PROBLEM TO WORK ON:
Return the entries below in their exact form, leaving the pictures out.
-- TASK INPUTS start --
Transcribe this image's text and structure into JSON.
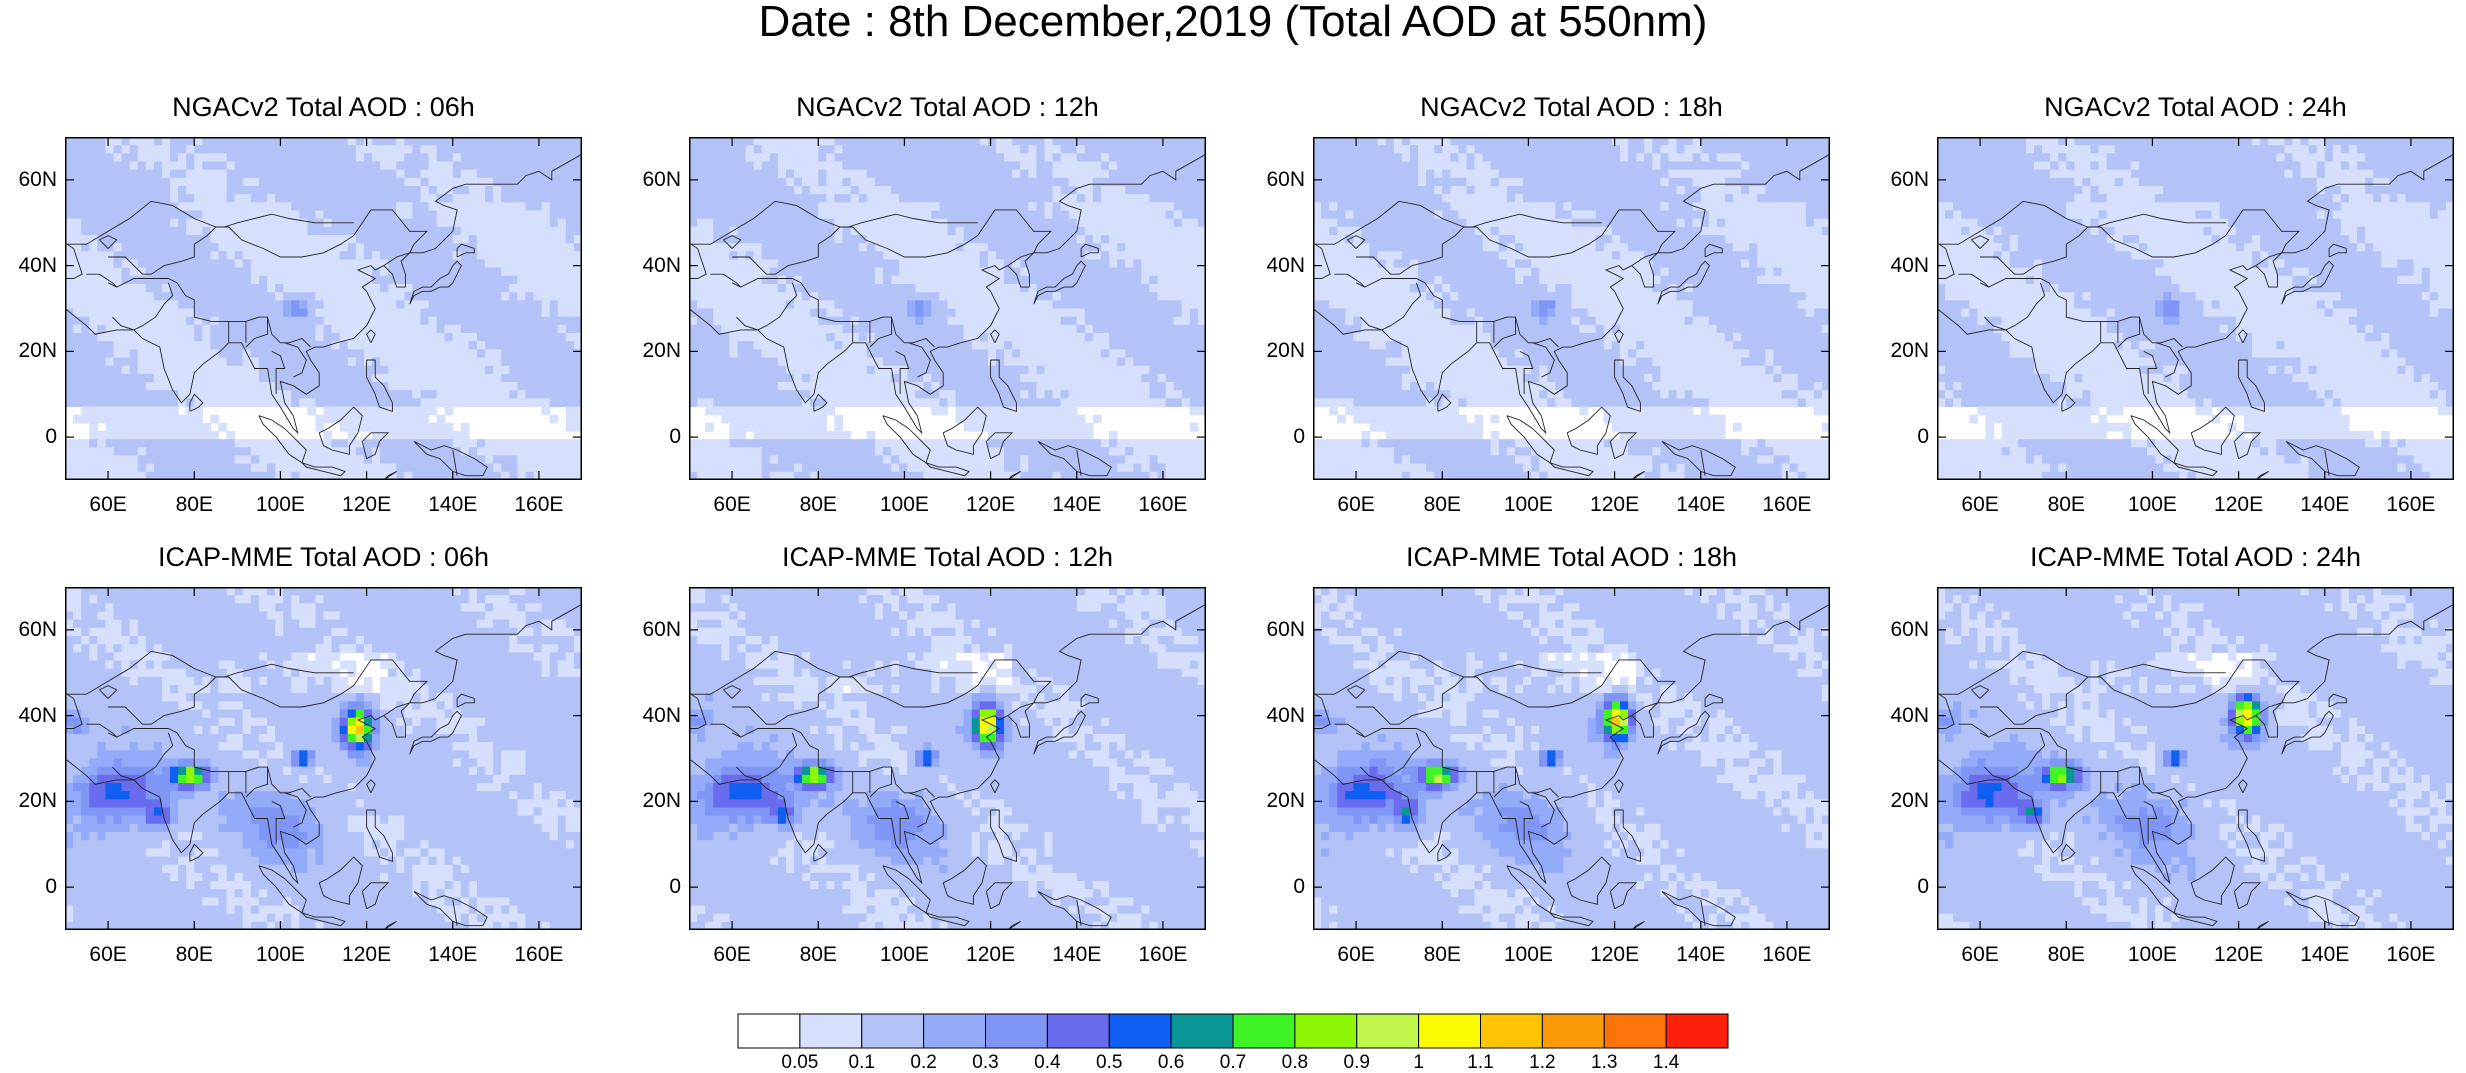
{
  "title": "Date : 8th December,2019 (Total AOD at 550nm)",
  "panels": [
    {
      "title": "NGACv2 Total AOD : 06h",
      "model": "ngac",
      "hour": 6
    },
    {
      "title": "NGACv2 Total AOD : 12h",
      "model": "ngac",
      "hour": 12
    },
    {
      "title": "NGACv2 Total AOD : 18h",
      "model": "ngac",
      "hour": 18
    },
    {
      "title": "NGACv2 Total AOD : 24h",
      "model": "ngac",
      "hour": 24
    },
    {
      "title": "ICAP-MME Total AOD : 06h",
      "model": "icap",
      "hour": 6
    },
    {
      "title": "ICAP-MME Total AOD : 12h",
      "model": "icap",
      "hour": 12
    },
    {
      "title": "ICAP-MME Total AOD : 18h",
      "model": "icap",
      "hour": 18
    },
    {
      "title": "ICAP-MME Total AOD : 24h",
      "model": "icap",
      "hour": 24
    }
  ],
  "axes": {
    "lat_ticks": [
      "60N",
      "40N",
      "20N",
      "0"
    ],
    "lon_ticks": [
      "60E",
      "80E",
      "100E",
      "120E",
      "140E",
      "160E"
    ],
    "lat_values": [
      60,
      40,
      20,
      0
    ],
    "lon_values": [
      60,
      80,
      100,
      120,
      140,
      160
    ],
    "lon_range": [
      50,
      170
    ],
    "lat_range": [
      -10,
      70
    ]
  },
  "colorbar": {
    "labels": [
      "0.05",
      "0.1",
      "0.2",
      "0.3",
      "0.4",
      "0.5",
      "0.6",
      "0.7",
      "0.8",
      "0.9",
      "1",
      "1.1",
      "1.2",
      "1.3",
      "1.4"
    ],
    "colors": [
      "#ffffff",
      "#d6e0fc",
      "#b3c3f8",
      "#93abf8",
      "#7f96f6",
      "#6a6cf0",
      "#0f5ff2",
      "#0a9696",
      "#3ef424",
      "#8ef804",
      "#bff84a",
      "#fdfb04",
      "#fec504",
      "#fd9b07",
      "#fd7408",
      "#fd200b"
    ]
  }
}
-- TASK INPUTS end --
EXERCISE RESPONSE:
Transcribe this image's text and structure into JSON.
{
  "title": "Date : 8th December,2019 (Total AOD at 550nm)",
  "panels": [
    {
      "title": "NGACv2 Total AOD : 06h",
      "model": "ngac",
      "hour": 6
    },
    {
      "title": "NGACv2 Total AOD : 12h",
      "model": "ngac",
      "hour": 12
    },
    {
      "title": "NGACv2 Total AOD : 18h",
      "model": "ngac",
      "hour": 18
    },
    {
      "title": "NGACv2 Total AOD : 24h",
      "model": "ngac",
      "hour": 24
    },
    {
      "title": "ICAP-MME Total AOD : 06h",
      "model": "icap",
      "hour": 6
    },
    {
      "title": "ICAP-MME Total AOD : 12h",
      "model": "icap",
      "hour": 12
    },
    {
      "title": "ICAP-MME Total AOD : 18h",
      "model": "icap",
      "hour": 18
    },
    {
      "title": "ICAP-MME Total AOD : 24h",
      "model": "icap",
      "hour": 24
    }
  ],
  "axes": {
    "lat_ticks": [
      "60N",
      "40N",
      "20N",
      "0"
    ],
    "lon_ticks": [
      "60E",
      "80E",
      "100E",
      "120E",
      "140E",
      "160E"
    ],
    "lat_values": [
      60,
      40,
      20,
      0
    ],
    "lon_values": [
      60,
      80,
      100,
      120,
      140,
      160
    ],
    "lon_range": [
      50,
      170
    ],
    "lat_range": [
      -10,
      70
    ]
  },
  "colorbar": {
    "labels": [
      "0.05",
      "0.1",
      "0.2",
      "0.3",
      "0.4",
      "0.5",
      "0.6",
      "0.7",
      "0.8",
      "0.9",
      "1",
      "1.1",
      "1.2",
      "1.3",
      "1.4"
    ],
    "colors": [
      "#ffffff",
      "#d6e0fc",
      "#b3c3f8",
      "#93abf8",
      "#7f96f6",
      "#6a6cf0",
      "#0f5ff2",
      "#0a9696",
      "#3ef424",
      "#8ef804",
      "#bff84a",
      "#fdfb04",
      "#fec504",
      "#fd9b07",
      "#fd7408",
      "#fd200b"
    ]
  }
}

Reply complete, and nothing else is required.